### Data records
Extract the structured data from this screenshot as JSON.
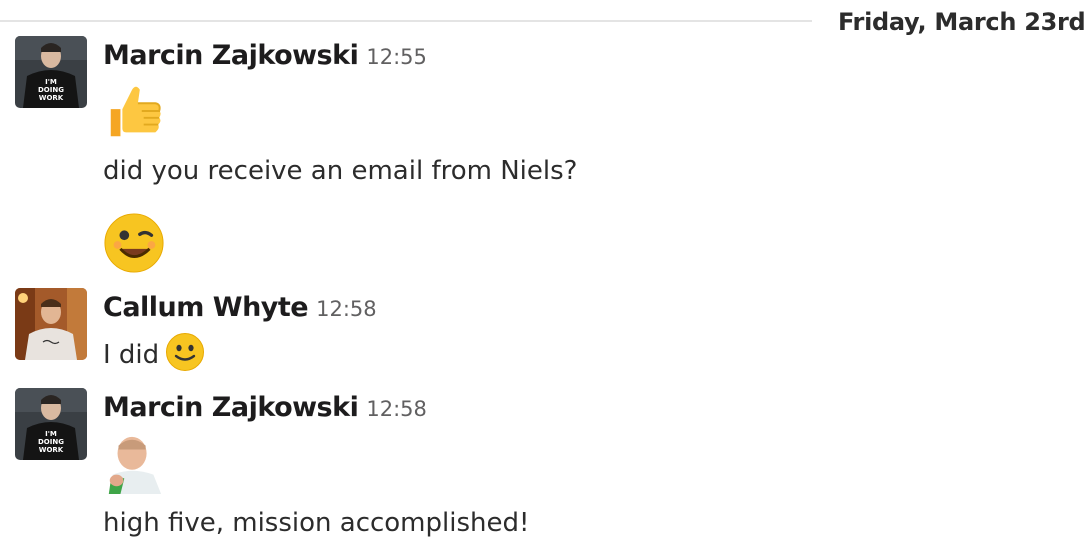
{
  "day_divider": {
    "label": "Friday, March 23rd"
  },
  "messages": [
    {
      "author": "Marcin Zajkowski",
      "time": "12:55",
      "avatar_shirt_text": "I'M DOING WORK",
      "items": [
        {
          "type": "emoji",
          "name": "thumbs-up-icon"
        },
        {
          "type": "text",
          "text": "did you receive an email from Niels?"
        },
        {
          "type": "emoji",
          "name": "wink-face-icon"
        }
      ]
    },
    {
      "author": "Callum Whyte",
      "time": "12:58",
      "text": "I did",
      "inline_emoji": "slightly-smiling-face-icon"
    },
    {
      "author": "Marcin Zajkowski",
      "time": "12:58",
      "avatar_shirt_text": "I'M DOING WORK",
      "items": [
        {
          "type": "emoji",
          "name": "success-kid-icon"
        },
        {
          "type": "text",
          "text": "high five, mission accomplished!"
        }
      ]
    }
  ],
  "colors": {
    "author": "#1d1c1d",
    "timestamp": "#616061",
    "divider": "#e4e4e4",
    "emoji_yellow": "#f7c521"
  }
}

### Goal
Give an exact copy of the material, leaving out every picture.

### Correct response
Extract the structured data from this screenshot as JSON.
{
  "day_divider": {
    "label": "Friday, March 23rd"
  },
  "messages": [
    {
      "author": "Marcin Zajkowski",
      "time": "12:55",
      "avatar_shirt_text": "I'M DOING WORK",
      "items": [
        {
          "type": "emoji",
          "name": "thumbs-up-icon"
        },
        {
          "type": "text",
          "text": "did you receive an email from Niels?"
        },
        {
          "type": "emoji",
          "name": "wink-face-icon"
        }
      ]
    },
    {
      "author": "Callum Whyte",
      "time": "12:58",
      "text": "I did",
      "inline_emoji": "slightly-smiling-face-icon"
    },
    {
      "author": "Marcin Zajkowski",
      "time": "12:58",
      "avatar_shirt_text": "I'M DOING WORK",
      "items": [
        {
          "type": "emoji",
          "name": "success-kid-icon"
        },
        {
          "type": "text",
          "text": "high five, mission accomplished!"
        }
      ]
    }
  ],
  "colors": {
    "author": "#1d1c1d",
    "timestamp": "#616061",
    "divider": "#e4e4e4",
    "emoji_yellow": "#f7c521"
  }
}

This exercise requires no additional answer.